» TEXTE EXTRAIT:
##############################

L’autorité aujourd’hui – (1ère partie)
par Francis BAILET
Nous savons en quel temps nous sommes…
Voici quelques appréciations sur notre temps : « Notre temps est déboussolé. Il ne sait à quel saint se vouer »1.
« Débâcle culturelle, institutions qui se désagrègent, emballement irrémédiable du système : nous allons vers un désordre extrême »2.
« C’est la crise du progrès »3.
« Nous vivons la tyrannie de l’éphémère. Nous perdons tous nos repères et toute autorité… La société est de plus en plus adolescente »4.
« Tous les repères moraux ont été balayés comme faux et hypocrites. On ne sait plus ce qui se fait et ce qui ne se fait pas. Tout est permis puisque l’homme moderne pense que le malaise vient des tabous religieux… »5.
Le vrai problème de notre temps est celui de l’autorité.
L’autorité est contestée, sans cesse remise en cause, dans la société en général, dans la famille, le couple, l’église.

##############################

[Relevés de mise en page visuelle]
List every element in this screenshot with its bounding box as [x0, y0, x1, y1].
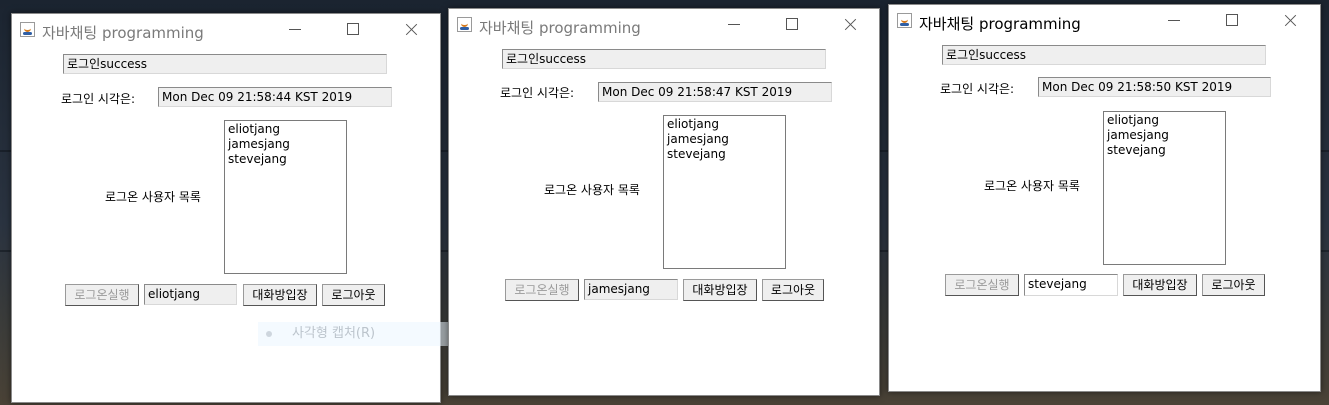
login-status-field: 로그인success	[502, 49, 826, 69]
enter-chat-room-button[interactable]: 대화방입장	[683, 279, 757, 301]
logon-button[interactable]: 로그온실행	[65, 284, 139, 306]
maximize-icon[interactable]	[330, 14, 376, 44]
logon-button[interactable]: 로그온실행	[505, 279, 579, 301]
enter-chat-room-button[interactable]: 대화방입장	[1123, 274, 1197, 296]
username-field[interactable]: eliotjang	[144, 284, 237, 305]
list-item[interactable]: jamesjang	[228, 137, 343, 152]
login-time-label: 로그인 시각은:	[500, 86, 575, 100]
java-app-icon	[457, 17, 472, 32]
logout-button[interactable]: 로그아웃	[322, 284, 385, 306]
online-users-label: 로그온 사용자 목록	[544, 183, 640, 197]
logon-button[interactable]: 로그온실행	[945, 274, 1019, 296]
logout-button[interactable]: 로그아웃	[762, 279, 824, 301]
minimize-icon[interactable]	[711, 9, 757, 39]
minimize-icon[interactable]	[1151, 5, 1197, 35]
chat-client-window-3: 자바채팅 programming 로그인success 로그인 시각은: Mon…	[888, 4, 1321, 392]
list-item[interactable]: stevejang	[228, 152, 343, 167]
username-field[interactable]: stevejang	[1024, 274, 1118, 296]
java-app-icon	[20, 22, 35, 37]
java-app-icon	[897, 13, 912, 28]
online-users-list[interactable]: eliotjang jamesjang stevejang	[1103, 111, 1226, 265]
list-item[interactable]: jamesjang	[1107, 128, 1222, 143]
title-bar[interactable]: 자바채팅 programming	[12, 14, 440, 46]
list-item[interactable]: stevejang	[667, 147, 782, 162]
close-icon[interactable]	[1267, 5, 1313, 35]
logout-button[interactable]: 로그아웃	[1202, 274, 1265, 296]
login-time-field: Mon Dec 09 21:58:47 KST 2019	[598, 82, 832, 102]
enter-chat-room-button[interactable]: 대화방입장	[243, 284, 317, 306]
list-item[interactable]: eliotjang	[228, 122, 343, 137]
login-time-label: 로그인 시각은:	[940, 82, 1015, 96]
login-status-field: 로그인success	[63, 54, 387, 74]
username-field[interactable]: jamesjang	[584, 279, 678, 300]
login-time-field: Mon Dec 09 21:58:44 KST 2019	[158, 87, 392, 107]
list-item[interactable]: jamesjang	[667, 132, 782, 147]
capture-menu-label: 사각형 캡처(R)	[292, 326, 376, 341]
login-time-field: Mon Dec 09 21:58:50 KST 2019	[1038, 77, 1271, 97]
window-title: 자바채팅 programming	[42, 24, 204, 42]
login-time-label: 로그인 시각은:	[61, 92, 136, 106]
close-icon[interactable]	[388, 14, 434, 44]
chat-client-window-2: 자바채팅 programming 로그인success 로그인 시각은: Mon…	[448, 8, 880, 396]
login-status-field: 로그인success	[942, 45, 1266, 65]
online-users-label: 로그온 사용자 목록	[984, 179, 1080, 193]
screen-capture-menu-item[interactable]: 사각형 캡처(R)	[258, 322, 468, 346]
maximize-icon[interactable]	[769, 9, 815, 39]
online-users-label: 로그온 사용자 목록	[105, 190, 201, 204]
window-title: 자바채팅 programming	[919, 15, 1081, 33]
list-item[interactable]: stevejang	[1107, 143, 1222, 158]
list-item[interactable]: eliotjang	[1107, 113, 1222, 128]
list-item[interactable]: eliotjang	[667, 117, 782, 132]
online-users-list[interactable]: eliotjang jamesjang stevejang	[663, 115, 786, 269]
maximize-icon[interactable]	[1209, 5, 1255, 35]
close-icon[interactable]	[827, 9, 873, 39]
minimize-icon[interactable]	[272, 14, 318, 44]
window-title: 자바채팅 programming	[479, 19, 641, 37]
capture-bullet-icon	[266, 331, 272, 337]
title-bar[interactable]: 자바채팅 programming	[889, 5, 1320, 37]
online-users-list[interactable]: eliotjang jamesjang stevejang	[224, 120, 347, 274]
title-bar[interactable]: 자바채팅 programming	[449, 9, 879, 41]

##############################

» EXERCICE 1: Relevez tous les domaines dans lesquels, d'après le texte sur l'autorité, l'autorité est contestée.
» EXERCICE 2: Dans le texte sur l'autorité, quel est le vrai problème de notre temps ?
» EXERCICE 3: Rédigez la suite du texte sur l'autorité, s'il vous plaît, à partir de sa dernière phrase.

» RÉPONSE FINALE 1: la société en général, la famille, le couple, l'église

» RÉPONSE FINALE 2: Le vrai problème de notre temps est celui de l'autorité.

» RÉPONSE FINALE 3:
Le plus grave – et c’est en fait l’origine de toutes les contestations – c’est que l’autorité de Dieu n’est plus reconnue. Dieu inutile… Dieu refoulé… Dieu mort.
De tout temps, l’autorité a été contestée. Refus d’obéir, insoumission, révolte. Le temps des Juges est un exemple bien connu : « II n’y avait pas de roi, chacun faisait ce qui lui semblait bon ». Aujourd’hui, cette attitude s’est généralisée et est prônée comme la voie de la liberté. « II est interdit d’interdire ».
C’est la nouvelle manière d’envisager la vérité qui a engendré cette situation.
Le philosophe allemand Friedrich Hegel a ouvert la voie en proposant de ne plus raisonner sur le principe de la thèse et de son contraire l’antithèse, mais par le biais de la synthèse. Autrement dit et plus simplement : il n’y a plus le vrai et le faux et par voie de conséquence, il n’y a plus le bien et le mal. Notre génération est toujours marquée par la philosophie d’Albert Camus et de Jean-Paul Sartre. « II n’y a plus rien au ciel, ni bien, ni mal, ni personne pour me donner d’ordres, car je suis un homme, Jupiter, et chaque homme doit inventer son chemin »6. Je suis « condamné » écrit encore Jean-Paul Sartre « à n’avoir d’autre loi que la mienne ».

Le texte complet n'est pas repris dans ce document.